TASK DETAILS — From the bond trading excerpt, copy out word for word the part starting with "The September 11" and going on through "market in bonds.".

— begin DOCUMENT EXTRACT —

Event risks man a “flight to quality” in the bond market. An example would be the horrible situation that took place on September 11, 2001, in New York.

The September 11 attack caused a global economic slowdown, which, of course, was another negative for the stock market.

When new home sales or existing home sales are coming in strong, we can go short bonds.

Americans investing in a home instead of stocks can put a cap on stock prices.

An economic slowdown can mean a sideways-moving market in stocks and a bull market in bonds.

It’s hard to make money when buying stocks if the market is going sideways.

Yes, compared to the bond market, stocks can be more risky.

One last point to deep in mind: A stock investor may only invest in “blue chip” companies such as Enron, which was the seventh-largest company in the United States and had 600 accountants looking after the books. I find it interesting that every major mutual fund company had this “darling of Wall Street” in its portfolio. Yet most stock investors know by now that this $80-billion company came tumbling down.

People on Wall Street also say that you should diversify. I teach that having an “edge” over most people is to know one market, and yet, as a bond trader, I can still diversify by going either long or short bonds. Cash is King!

Treasury Bond Options Versus Stock Options

Even though we only trade the bond market, which can be traded either with futures contracts or with Treasury bond options, it’s a good idea to become familiar with both types of options.

For instance:
•    Bond and stock options consist of a seller and a buyer.

— end DOCUMENT EXTRACT —
— begin DATASET EXCERPTS —

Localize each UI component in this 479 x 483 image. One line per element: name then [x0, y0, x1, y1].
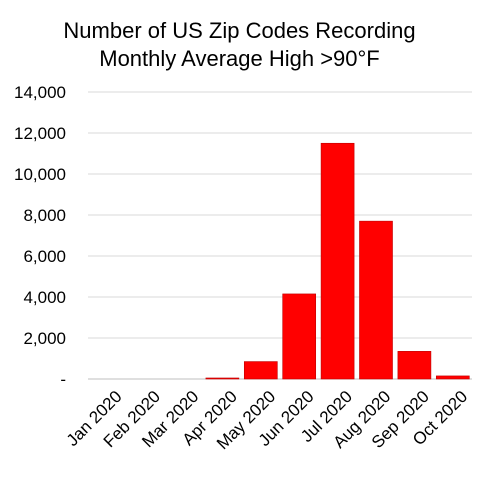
y-tick-label: 6,000: [23, 247, 66, 266]
y-axis-ticks: - 2,000 4,000 6,000 8,000 10,000 12,000 14,000: [14, 83, 66, 389]
gridlines: [88, 91, 472, 380]
chart-title-line-1: Number of US Zip Codes Recording: [63, 18, 415, 43]
chart-title-line-2: Monthly Average High >90°F: [99, 46, 380, 71]
bar: [359, 220, 393, 380]
bars: [205, 142, 470, 380]
y-tick-label: 12,000: [14, 124, 66, 143]
y-tick-label: 4,000: [23, 288, 66, 307]
bar: [243, 361, 278, 380]
y-tick-label: 14,000: [14, 83, 66, 102]
y-tick-label: 10,000: [14, 165, 66, 184]
bar: [397, 351, 432, 380]
y-tick-label: 8,000: [23, 206, 66, 225]
bar: [320, 142, 355, 380]
y-tick-label: 2,000: [23, 329, 66, 348]
bar: [435, 375, 470, 380]
bar: [205, 377, 240, 380]
y-tick-label: -: [60, 370, 66, 389]
bar: [282, 293, 317, 380]
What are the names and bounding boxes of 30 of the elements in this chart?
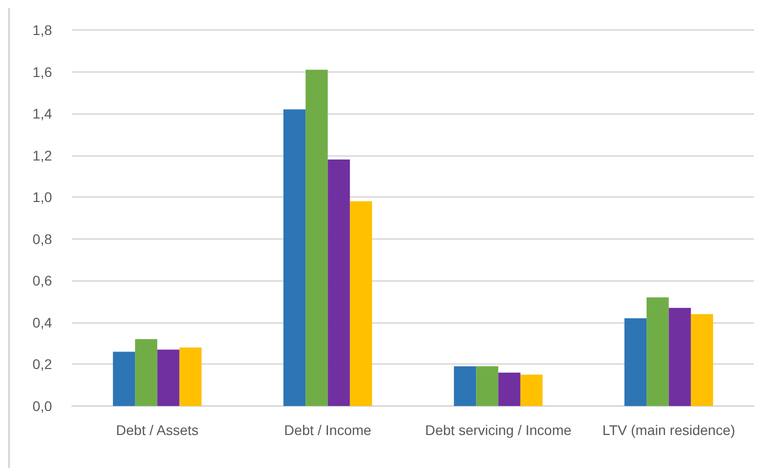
bar	[476, 366, 498, 406]
bar	[306, 70, 328, 406]
y-tick-label: 0,2	[32, 356, 52, 372]
bar	[179, 348, 202, 406]
bar	[157, 350, 180, 406]
bar	[668, 308, 691, 406]
x-tick-label: Debt / Income	[284, 422, 372, 438]
x-tick-label: Debt servicing / Income	[425, 422, 572, 438]
bar	[283, 109, 306, 406]
y-tick-label: 0,6	[32, 272, 52, 289]
bar	[520, 374, 543, 406]
bar	[112, 352, 136, 406]
bar	[454, 366, 476, 406]
x-tick-label: Debt / Assets	[116, 422, 198, 438]
bar	[690, 314, 714, 406]
y-tick-label: 0,4	[32, 314, 52, 330]
bar	[328, 160, 350, 406]
bar	[498, 372, 520, 406]
bar	[135, 339, 158, 406]
bar	[624, 318, 647, 406]
x-tick-label: LTV (main residence)	[602, 422, 736, 438]
y-tick-label: 1,0	[32, 189, 52, 206]
y-tick-label: 1,6	[32, 64, 52, 80]
bar	[350, 201, 372, 406]
bar	[646, 297, 669, 406]
y-tick-label: 0,0	[32, 398, 52, 414]
y-tick-label: 1,8	[32, 22, 52, 38]
y-tick-label: 0,8	[32, 230, 52, 247]
y-tick-label: 1,4	[32, 106, 52, 122]
y-tick-label: 1,2	[32, 147, 52, 164]
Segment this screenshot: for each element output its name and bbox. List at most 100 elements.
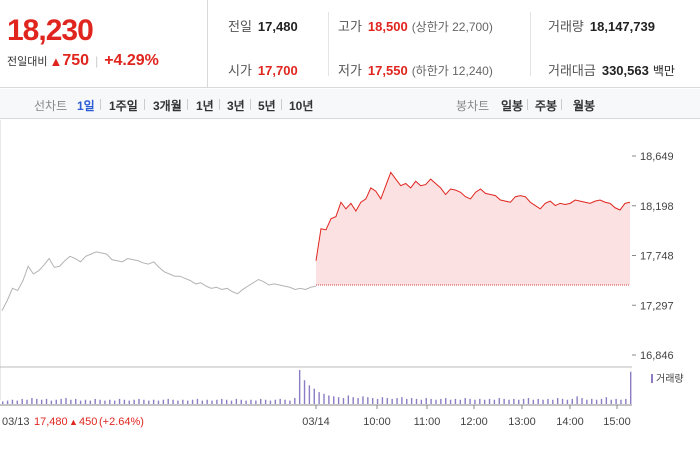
- volume-bar: [55, 399, 57, 404]
- volume-bar: [318, 392, 320, 404]
- volume-bar: [104, 400, 106, 404]
- volume-bar: [245, 400, 247, 404]
- volume-legend-label: 거래량: [656, 373, 684, 385]
- prev-price: 17,480: [34, 416, 68, 428]
- volume-bar: [620, 399, 622, 404]
- tab-divider: [250, 99, 251, 110]
- volume-bar: [333, 396, 335, 404]
- volume-bar: [410, 398, 413, 404]
- volume-bar: [133, 399, 135, 404]
- volume-bar: [522, 398, 525, 404]
- y-tick-label: 16,846: [640, 350, 674, 362]
- stat-label: 고가: [338, 19, 362, 34]
- volume-bar: [357, 398, 359, 404]
- tab-1week[interactable]: 1주일: [109, 99, 138, 113]
- volume-bar: [225, 399, 228, 404]
- up-arrow-icon: ▲: [49, 53, 63, 69]
- price-chart: 18,649 18,198 17,748 17,297 16,846 03/14 10:0…: [0, 120, 684, 428]
- stat-value: 330,563: [601, 63, 649, 78]
- today-line: [315, 171, 631, 261]
- volume-bar: [303, 380, 306, 404]
- divider: [530, 12, 531, 76]
- tab-daily-candle[interactable]: 일봉: [501, 99, 524, 113]
- x-tick-label: 10:00: [363, 416, 391, 428]
- volume-bar: [75, 398, 77, 404]
- x-tick-label: 13:00: [508, 416, 536, 428]
- tab-1year[interactable]: 1년: [196, 99, 214, 113]
- y-tick-label: 18,649: [640, 151, 674, 163]
- volume-bar: [445, 398, 447, 404]
- today-series: [315, 171, 631, 286]
- tab-10year[interactable]: 10년: [289, 99, 314, 113]
- y-axis: 18,649 18,198 17,748 17,297 16,846: [632, 151, 674, 362]
- volume-bar: [216, 399, 218, 404]
- volume-bar: [323, 393, 325, 404]
- volume-bar: [16, 400, 19, 404]
- y-tick-label: 18,198: [640, 201, 674, 213]
- volume-bar: [381, 397, 384, 404]
- volume-bar: [60, 398, 62, 404]
- volume-bar: [591, 398, 593, 404]
- volume-bar: [493, 399, 496, 404]
- stat-low: 저가 17,550 (하한가 12,240): [338, 60, 493, 79]
- x-tick-label: 14:00: [556, 416, 584, 428]
- volume-bar: [177, 400, 179, 404]
- tab-divider: [187, 99, 188, 110]
- y-tick-label: 17,748: [640, 251, 674, 263]
- volume-bar: [586, 399, 588, 404]
- volume-bar: [45, 398, 48, 404]
- volume-bar: [284, 399, 286, 404]
- change-row: 전일대비 ▲ 750 | +4.29%: [7, 52, 159, 70]
- volume-bar: [26, 399, 28, 404]
- price-header: 18,230 전일대비 ▲ 750 | +4.29% 전일 17,480 시가 17…: [0, 0, 700, 88]
- volume-bar: [610, 399, 612, 404]
- volume-bar: [581, 398, 583, 404]
- volume-bar: [84, 399, 87, 404]
- volume-bar: [6, 400, 9, 404]
- tab-3month[interactable]: 3개월: [153, 99, 182, 113]
- tab-5year[interactable]: 5년: [258, 99, 276, 113]
- stat-value: 17,480: [257, 19, 298, 34]
- tab-1day[interactable]: 1일: [77, 99, 95, 113]
- volume-bar: [89, 400, 92, 404]
- volume-bar: [503, 398, 505, 404]
- volume-bar: [298, 370, 301, 404]
- stat-volume: 거래량 18,147,739: [548, 16, 655, 35]
- volume-bar: [401, 397, 403, 404]
- tab-3year[interactable]: 3년: [227, 99, 245, 113]
- volume-bar: [498, 398, 500, 404]
- volume-bar: [430, 398, 432, 404]
- volume-bar: [21, 398, 23, 404]
- volume-bar: [221, 398, 223, 404]
- tab-monthly-candle[interactable]: 월봉: [573, 99, 596, 113]
- volume-bar: [396, 398, 398, 404]
- stat-label: 시가: [228, 63, 252, 78]
- tab-divider: [100, 99, 101, 110]
- x-axis: 03/14 10:00 11:00 12:00 13:00 14:00 15:00: [302, 405, 631, 428]
- volume-bar: [542, 399, 544, 404]
- x-tick-label: 12:00: [460, 416, 488, 428]
- volume-bar: [547, 398, 549, 404]
- tab-divider: [144, 99, 145, 110]
- volume-bar: [415, 398, 418, 404]
- volume-bar: [518, 399, 520, 404]
- volume-bar: [308, 385, 311, 404]
- prev-change: 450: [79, 416, 97, 428]
- volume-legend: 거래량: [651, 373, 684, 385]
- volume-bar: [459, 399, 462, 404]
- volume-bar: [143, 399, 145, 404]
- volume-bar: [99, 399, 101, 404]
- tab-divider: [281, 99, 282, 110]
- volume-bar: [576, 396, 578, 404]
- prev-day-series: [1, 251, 317, 311]
- volume-bar: [2, 401, 4, 404]
- y-tick-label: 17,297: [640, 300, 674, 312]
- tab-weekly-candle[interactable]: 주봉: [535, 99, 558, 113]
- volume-bar: [605, 397, 608, 404]
- today-area: [316, 172, 630, 286]
- stat-value: 17,700: [257, 63, 298, 78]
- volume-bar: [483, 399, 486, 404]
- volume-bar: [162, 399, 165, 404]
- volume-bar: [255, 400, 257, 404]
- volume-bar: [625, 398, 627, 404]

— end DATASET EXCERPTS —

WRITTEN ANSWER —
The September 11 attack caused a global economic slowdown, which, of course, was another negative for the stock market.

When new home sales or existing home sales are coming in strong, we can go short bonds.

Americans investing in a home instead of stocks can put a cap on stock prices.

An economic slowdown can mean a sideways-moving market in stocks and a bull market in bonds.